Records from a collection of figures:
•••••

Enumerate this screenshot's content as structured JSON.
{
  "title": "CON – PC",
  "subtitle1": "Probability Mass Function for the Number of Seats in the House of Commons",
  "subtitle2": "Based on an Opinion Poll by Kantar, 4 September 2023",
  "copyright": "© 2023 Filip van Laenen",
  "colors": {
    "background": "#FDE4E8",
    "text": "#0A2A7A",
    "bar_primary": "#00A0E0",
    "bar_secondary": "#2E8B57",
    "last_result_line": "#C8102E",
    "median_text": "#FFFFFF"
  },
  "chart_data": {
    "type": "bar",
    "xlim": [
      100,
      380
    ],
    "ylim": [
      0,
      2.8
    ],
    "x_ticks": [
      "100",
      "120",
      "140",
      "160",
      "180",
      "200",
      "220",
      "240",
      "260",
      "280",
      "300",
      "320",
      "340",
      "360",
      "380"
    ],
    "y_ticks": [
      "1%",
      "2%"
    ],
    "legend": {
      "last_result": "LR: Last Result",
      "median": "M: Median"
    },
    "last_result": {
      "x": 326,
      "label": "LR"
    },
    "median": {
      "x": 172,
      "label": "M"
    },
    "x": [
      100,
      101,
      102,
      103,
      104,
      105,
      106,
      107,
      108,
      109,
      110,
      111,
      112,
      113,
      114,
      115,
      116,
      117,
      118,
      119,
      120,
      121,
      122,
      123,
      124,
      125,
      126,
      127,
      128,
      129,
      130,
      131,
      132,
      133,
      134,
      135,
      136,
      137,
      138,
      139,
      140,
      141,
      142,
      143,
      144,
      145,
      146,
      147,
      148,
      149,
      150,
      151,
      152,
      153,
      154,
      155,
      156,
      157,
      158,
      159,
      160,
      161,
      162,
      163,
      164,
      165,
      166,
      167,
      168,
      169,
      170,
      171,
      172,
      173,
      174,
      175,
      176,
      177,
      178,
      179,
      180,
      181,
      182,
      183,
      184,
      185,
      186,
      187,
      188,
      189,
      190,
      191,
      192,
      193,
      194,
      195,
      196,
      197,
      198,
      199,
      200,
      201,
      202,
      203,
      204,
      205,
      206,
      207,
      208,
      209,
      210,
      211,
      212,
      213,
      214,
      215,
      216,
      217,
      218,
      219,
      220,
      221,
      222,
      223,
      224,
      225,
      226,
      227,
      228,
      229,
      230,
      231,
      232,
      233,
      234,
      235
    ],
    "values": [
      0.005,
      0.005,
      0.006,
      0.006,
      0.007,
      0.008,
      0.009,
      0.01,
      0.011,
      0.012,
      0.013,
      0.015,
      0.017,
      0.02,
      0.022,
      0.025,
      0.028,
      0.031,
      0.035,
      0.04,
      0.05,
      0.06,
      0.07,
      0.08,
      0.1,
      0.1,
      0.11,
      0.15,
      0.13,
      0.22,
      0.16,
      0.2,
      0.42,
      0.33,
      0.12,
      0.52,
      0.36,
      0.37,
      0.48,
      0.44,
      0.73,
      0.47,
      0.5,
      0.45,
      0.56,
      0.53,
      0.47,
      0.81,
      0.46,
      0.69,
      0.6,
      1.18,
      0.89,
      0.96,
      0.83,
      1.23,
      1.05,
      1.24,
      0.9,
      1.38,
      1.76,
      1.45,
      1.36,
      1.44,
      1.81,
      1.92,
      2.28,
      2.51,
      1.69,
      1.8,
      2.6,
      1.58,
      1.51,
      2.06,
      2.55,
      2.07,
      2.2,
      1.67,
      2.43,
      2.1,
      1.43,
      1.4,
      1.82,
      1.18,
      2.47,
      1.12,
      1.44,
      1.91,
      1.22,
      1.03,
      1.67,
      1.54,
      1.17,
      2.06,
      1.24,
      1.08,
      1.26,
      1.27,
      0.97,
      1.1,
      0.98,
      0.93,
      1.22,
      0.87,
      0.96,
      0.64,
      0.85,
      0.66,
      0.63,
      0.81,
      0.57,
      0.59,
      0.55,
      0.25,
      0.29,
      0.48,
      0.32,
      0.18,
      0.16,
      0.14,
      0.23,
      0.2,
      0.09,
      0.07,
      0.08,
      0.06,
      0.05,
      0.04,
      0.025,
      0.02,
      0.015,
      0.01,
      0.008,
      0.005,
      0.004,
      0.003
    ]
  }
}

•••••

> Work to complete: Each line of the material above needs to be quoted exactly, please.

> Response to this exercise:
Enumerate this screenshot's content as structured JSON.
{
  "title": "CON – PC",
  "subtitle1": "Probability Mass Function for the Number of Seats in the House of Commons",
  "subtitle2": "Based on an Opinion Poll by Kantar, 4 September 2023",
  "copyright": "© 2023 Filip van Laenen",
  "colors": {
    "background": "#FDE4E8",
    "text": "#0A2A7A",
    "bar_primary": "#00A0E0",
    "bar_secondary": "#2E8B57",
    "last_result_line": "#C8102E",
    "median_text": "#FFFFFF"
  },
  "chart_data": {
    "type": "bar",
    "xlim": [
      100,
      380
    ],
    "ylim": [
      0,
      2.8
    ],
    "x_ticks": [
      "100",
      "120",
      "140",
      "160",
      "180",
      "200",
      "220",
      "240",
      "260",
      "280",
      "300",
      "320",
      "340",
      "360",
      "380"
    ],
    "y_ticks": [
      "1%",
      "2%"
    ],
    "legend": {
      "last_result": "LR: Last Result",
      "median": "M: Median"
    },
    "last_result": {
      "x": 326,
      "label": "LR"
    },
    "median": {
      "x": 172,
      "label": "M"
    },
    "x": [
      100,
      101,
      102,
      103,
      104,
      105,
      106,
      107,
      108,
      109,
      110,
      111,
      112,
      113,
      114,
      115,
      116,
      117,
      118,
      119,
      120,
      121,
      122,
      123,
      124,
      125,
      126,
      127,
      128,
      129,
      130,
      131,
      132,
      133,
      134,
      135,
      136,
      137,
      138,
      139,
      140,
      141,
      142,
      143,
      144,
      145,
      146,
      147,
      148,
      149,
      150,
      151,
      152,
      153,
      154,
      155,
      156,
      157,
      158,
      159,
      160,
      161,
      162,
      163,
      164,
      165,
      166,
      167,
      168,
      169,
      170,
      171,
      172,
      173,
      174,
      175,
      176,
      177,
      178,
      179,
      180,
      181,
      182,
      183,
      184,
      185,
      186,
      187,
      188,
      189,
      190,
      191,
      192,
      193,
      194,
      195,
      196,
      197,
      198,
      199,
      200,
      201,
      202,
      203,
      204,
      205,
      206,
      207,
      208,
      209,
      210,
      211,
      212,
      213,
      214,
      215,
      216,
      217,
      218,
      219,
      220,
      221,
      222,
      223,
      224,
      225,
      226,
      227,
      228,
      229,
      230,
      231,
      232,
      233,
      234,
      235
    ],
    "values": [
      0.005,
      0.005,
      0.006,
      0.006,
      0.007,
      0.008,
      0.009,
      0.01,
      0.011,
      0.012,
      0.013,
      0.015,
      0.017,
      0.02,
      0.022,
      0.025,
      0.028,
      0.031,
      0.035,
      0.04,
      0.05,
      0.06,
      0.07,
      0.08,
      0.1,
      0.1,
      0.11,
      0.15,
      0.13,
      0.22,
      0.16,
      0.2,
      0.42,
      0.33,
      0.12,
      0.52,
      0.36,
      0.37,
      0.48,
      0.44,
      0.73,
      0.47,
      0.5,
      0.45,
      0.56,
      0.53,
      0.47,
      0.81,
      0.46,
      0.69,
      0.6,
      1.18,
      0.89,
      0.96,
      0.83,
      1.23,
      1.05,
      1.24,
      0.9,
      1.38,
      1.76,
      1.45,
      1.36,
      1.44,
      1.81,
      1.92,
      2.28,
      2.51,
      1.69,
      1.8,
      2.6,
      1.58,
      1.51,
      2.06,
      2.55,
      2.07,
      2.2,
      1.67,
      2.43,
      2.1,
      1.43,
      1.4,
      1.82,
      1.18,
      2.47,
      1.12,
      1.44,
      1.91,
      1.22,
      1.03,
      1.67,
      1.54,
      1.17,
      2.06,
      1.24,
      1.08,
      1.26,
      1.27,
      0.97,
      1.1,
      0.98,
      0.93,
      1.22,
      0.87,
      0.96,
      0.64,
      0.85,
      0.66,
      0.63,
      0.81,
      0.57,
      0.59,
      0.55,
      0.25,
      0.29,
      0.48,
      0.32,
      0.18,
      0.16,
      0.14,
      0.23,
      0.2,
      0.09,
      0.07,
      0.08,
      0.06,
      0.05,
      0.04,
      0.025,
      0.02,
      0.015,
      0.01,
      0.008,
      0.005,
      0.004,
      0.003
    ]
  }
}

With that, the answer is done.